Stored entries:

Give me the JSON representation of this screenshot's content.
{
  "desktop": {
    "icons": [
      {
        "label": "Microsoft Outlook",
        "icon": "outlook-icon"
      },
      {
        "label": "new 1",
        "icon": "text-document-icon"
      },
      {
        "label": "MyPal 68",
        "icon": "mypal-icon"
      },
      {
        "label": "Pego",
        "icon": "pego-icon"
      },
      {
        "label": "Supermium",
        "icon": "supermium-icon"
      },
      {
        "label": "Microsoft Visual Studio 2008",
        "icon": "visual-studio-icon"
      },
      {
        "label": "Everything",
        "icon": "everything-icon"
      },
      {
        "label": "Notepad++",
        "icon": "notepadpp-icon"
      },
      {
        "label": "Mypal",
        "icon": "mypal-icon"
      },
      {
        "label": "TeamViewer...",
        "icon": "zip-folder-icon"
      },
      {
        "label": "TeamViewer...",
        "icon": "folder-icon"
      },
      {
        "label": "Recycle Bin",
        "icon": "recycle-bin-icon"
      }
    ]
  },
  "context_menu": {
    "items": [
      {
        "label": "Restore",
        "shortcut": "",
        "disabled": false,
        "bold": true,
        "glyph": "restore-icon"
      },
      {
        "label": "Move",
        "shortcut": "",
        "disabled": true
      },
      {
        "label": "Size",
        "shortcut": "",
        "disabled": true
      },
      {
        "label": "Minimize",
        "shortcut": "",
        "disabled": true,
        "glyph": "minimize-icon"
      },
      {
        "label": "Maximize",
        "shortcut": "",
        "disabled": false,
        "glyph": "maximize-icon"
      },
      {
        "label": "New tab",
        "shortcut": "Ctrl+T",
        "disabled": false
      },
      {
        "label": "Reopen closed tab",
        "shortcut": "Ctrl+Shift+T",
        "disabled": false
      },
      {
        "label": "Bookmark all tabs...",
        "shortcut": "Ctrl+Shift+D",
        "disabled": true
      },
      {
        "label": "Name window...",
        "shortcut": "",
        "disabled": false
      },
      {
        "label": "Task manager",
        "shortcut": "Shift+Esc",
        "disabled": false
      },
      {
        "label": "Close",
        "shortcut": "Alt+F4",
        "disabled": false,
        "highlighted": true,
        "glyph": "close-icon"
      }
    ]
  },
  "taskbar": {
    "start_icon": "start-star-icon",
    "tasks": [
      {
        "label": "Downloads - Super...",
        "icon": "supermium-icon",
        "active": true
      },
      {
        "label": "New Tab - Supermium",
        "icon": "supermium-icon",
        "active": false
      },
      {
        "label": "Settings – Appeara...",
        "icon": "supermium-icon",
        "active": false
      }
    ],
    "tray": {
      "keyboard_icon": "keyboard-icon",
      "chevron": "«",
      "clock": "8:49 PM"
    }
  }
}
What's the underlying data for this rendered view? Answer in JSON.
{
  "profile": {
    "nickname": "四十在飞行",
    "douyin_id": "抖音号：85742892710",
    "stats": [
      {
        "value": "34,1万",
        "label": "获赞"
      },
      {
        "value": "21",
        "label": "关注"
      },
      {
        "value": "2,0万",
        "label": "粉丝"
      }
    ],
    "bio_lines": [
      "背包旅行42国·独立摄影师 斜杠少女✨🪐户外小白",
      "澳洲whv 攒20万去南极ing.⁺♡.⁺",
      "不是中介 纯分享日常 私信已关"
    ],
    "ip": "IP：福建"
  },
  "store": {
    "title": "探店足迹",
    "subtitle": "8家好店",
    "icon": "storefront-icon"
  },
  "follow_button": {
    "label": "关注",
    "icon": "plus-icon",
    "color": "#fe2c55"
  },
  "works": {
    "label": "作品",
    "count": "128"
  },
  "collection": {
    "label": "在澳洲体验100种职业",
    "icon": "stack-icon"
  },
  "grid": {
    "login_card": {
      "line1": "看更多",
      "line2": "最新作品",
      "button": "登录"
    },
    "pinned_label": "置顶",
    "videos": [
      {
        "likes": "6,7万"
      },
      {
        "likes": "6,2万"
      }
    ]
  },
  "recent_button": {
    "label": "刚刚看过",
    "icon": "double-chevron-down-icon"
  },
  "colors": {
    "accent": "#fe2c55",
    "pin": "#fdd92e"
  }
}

Task instructions:
Collect the lines of the records that include the string "this".

Finished exercise:
Give me the JSON representation of this screenshot's content.
What's the underlying data for this rendered view? Answer in JSON.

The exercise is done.